What this task involves =>
Please report every line from the material that contains the word "JSON".

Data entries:
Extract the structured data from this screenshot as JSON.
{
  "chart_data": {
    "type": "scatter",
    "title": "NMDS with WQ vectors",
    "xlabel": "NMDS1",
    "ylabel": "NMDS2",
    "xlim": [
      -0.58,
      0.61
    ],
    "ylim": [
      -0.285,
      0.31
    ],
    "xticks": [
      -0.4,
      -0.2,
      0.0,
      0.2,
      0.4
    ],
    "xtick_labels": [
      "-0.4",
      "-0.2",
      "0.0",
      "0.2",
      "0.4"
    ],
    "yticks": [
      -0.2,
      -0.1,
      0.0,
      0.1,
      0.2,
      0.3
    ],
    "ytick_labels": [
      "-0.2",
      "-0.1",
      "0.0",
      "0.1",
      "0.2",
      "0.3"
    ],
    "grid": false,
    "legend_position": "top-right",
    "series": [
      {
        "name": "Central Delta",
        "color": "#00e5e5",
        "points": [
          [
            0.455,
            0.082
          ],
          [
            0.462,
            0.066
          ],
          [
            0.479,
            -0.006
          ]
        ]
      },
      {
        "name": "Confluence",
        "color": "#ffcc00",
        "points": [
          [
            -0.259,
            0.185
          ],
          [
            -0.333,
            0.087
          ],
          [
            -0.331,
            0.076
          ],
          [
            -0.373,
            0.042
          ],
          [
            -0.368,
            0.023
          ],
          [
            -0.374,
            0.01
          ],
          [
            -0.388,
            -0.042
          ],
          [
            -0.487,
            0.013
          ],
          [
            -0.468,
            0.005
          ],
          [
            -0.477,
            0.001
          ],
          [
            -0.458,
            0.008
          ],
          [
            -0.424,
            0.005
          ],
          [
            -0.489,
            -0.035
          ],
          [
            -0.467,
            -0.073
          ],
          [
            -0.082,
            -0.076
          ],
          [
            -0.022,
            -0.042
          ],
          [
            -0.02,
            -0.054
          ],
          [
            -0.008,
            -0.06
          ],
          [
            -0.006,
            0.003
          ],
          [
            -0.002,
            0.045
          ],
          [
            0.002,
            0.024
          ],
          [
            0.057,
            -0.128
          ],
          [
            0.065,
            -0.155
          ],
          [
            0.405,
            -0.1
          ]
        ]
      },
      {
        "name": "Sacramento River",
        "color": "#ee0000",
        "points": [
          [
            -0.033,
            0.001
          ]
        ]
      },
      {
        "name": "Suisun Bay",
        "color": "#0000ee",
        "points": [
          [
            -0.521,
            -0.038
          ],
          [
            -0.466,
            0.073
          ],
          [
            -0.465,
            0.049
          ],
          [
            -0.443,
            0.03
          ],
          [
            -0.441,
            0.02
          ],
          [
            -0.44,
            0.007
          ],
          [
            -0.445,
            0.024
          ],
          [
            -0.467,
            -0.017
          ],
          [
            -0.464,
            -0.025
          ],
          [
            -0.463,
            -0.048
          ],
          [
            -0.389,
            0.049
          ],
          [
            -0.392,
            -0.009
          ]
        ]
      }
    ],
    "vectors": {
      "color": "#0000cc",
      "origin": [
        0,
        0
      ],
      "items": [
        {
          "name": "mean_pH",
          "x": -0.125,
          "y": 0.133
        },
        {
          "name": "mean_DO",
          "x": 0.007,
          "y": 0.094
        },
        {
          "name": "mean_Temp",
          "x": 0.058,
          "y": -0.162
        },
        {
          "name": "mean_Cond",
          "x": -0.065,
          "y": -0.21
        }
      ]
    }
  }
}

--

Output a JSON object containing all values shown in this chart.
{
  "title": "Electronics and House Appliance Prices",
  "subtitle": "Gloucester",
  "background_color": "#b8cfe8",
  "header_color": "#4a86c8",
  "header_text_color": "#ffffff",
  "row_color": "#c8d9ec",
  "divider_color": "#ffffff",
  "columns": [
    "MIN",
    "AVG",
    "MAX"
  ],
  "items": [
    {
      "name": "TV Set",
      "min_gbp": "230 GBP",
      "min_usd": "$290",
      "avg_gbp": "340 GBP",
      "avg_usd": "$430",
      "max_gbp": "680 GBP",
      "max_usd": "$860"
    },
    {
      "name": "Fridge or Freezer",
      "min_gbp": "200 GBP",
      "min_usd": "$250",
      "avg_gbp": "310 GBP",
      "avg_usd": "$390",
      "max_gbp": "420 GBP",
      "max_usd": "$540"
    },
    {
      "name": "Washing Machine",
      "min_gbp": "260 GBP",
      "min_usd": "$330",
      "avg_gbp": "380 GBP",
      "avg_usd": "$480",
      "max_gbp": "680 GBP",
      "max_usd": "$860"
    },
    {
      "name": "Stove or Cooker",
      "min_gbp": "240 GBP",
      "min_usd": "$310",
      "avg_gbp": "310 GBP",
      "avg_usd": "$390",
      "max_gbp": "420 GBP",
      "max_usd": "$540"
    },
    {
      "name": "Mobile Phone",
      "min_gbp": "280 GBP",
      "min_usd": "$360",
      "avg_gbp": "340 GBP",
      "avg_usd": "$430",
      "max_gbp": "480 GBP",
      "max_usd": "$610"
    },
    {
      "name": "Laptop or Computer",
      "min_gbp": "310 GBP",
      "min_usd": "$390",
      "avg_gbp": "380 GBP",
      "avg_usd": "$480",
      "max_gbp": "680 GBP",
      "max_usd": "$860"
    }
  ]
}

Answer to this exercise =>
Extract the structured data from this screenshot as JSON.
Output a JSON object containing all values shown in this chart.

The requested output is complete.